#### Work required
Find every line with "Read" in it, then report how many there are and nothing more.

[Stored entries]
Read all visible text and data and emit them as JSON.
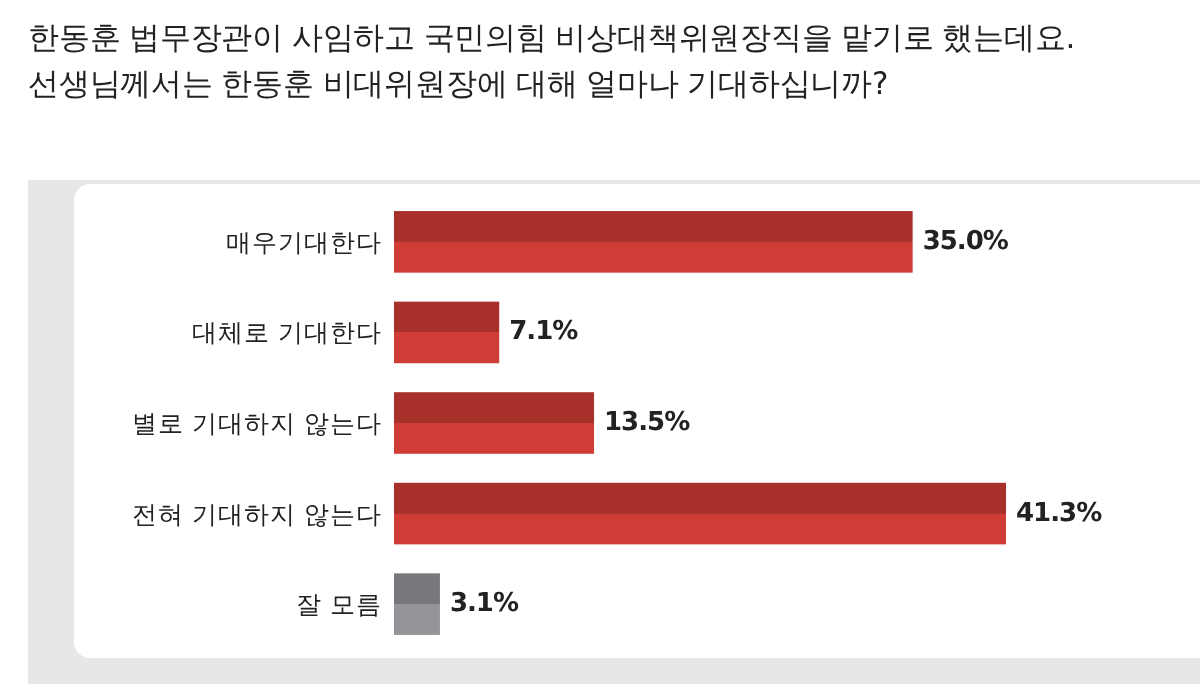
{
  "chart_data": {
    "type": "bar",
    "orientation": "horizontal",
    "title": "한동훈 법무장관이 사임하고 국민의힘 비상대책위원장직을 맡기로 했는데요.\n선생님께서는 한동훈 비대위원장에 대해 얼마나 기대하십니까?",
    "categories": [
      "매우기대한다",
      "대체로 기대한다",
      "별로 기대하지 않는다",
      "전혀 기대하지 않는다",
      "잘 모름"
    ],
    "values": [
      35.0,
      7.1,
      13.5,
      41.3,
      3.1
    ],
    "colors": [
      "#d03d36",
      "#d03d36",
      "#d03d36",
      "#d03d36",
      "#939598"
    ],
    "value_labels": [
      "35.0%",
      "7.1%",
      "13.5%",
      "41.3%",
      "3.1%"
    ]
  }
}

--

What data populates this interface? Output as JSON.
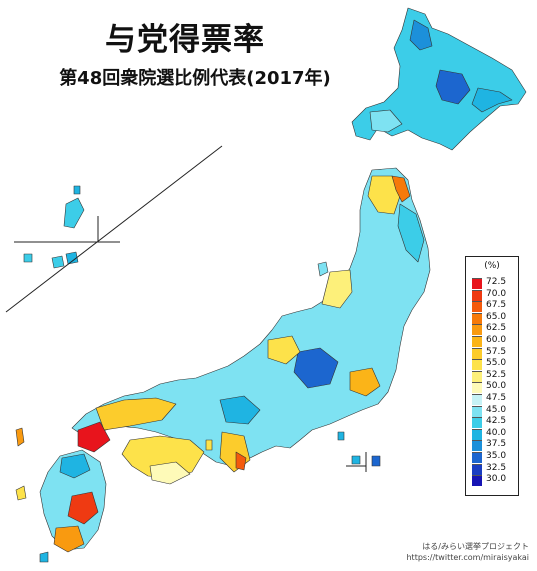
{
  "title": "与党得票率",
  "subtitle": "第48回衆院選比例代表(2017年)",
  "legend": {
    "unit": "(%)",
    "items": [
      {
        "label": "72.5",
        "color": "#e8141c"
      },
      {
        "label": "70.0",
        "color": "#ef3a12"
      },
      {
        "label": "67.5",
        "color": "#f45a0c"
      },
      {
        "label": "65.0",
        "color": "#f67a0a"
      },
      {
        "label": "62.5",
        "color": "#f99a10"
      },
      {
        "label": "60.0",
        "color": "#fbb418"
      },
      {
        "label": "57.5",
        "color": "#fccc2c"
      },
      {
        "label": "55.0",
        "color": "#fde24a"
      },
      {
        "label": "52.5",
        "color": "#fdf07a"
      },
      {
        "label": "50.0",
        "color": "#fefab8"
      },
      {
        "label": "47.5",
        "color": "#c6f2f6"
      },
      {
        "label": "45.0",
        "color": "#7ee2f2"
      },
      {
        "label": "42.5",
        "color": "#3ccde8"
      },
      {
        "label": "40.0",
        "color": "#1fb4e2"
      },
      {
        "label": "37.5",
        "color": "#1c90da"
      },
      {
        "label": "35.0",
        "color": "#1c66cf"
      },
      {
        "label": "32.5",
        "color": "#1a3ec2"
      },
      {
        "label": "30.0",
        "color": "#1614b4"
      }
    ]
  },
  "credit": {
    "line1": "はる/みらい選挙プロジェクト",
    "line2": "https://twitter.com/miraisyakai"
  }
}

...

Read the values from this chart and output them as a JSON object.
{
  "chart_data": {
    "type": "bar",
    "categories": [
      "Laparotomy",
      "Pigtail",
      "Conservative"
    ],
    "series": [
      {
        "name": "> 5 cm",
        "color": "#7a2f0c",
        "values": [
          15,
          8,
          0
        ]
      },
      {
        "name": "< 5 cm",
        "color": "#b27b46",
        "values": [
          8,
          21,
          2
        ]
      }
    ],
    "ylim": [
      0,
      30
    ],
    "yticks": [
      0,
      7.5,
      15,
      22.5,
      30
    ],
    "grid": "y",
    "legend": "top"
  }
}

#### Solution to the exercise
2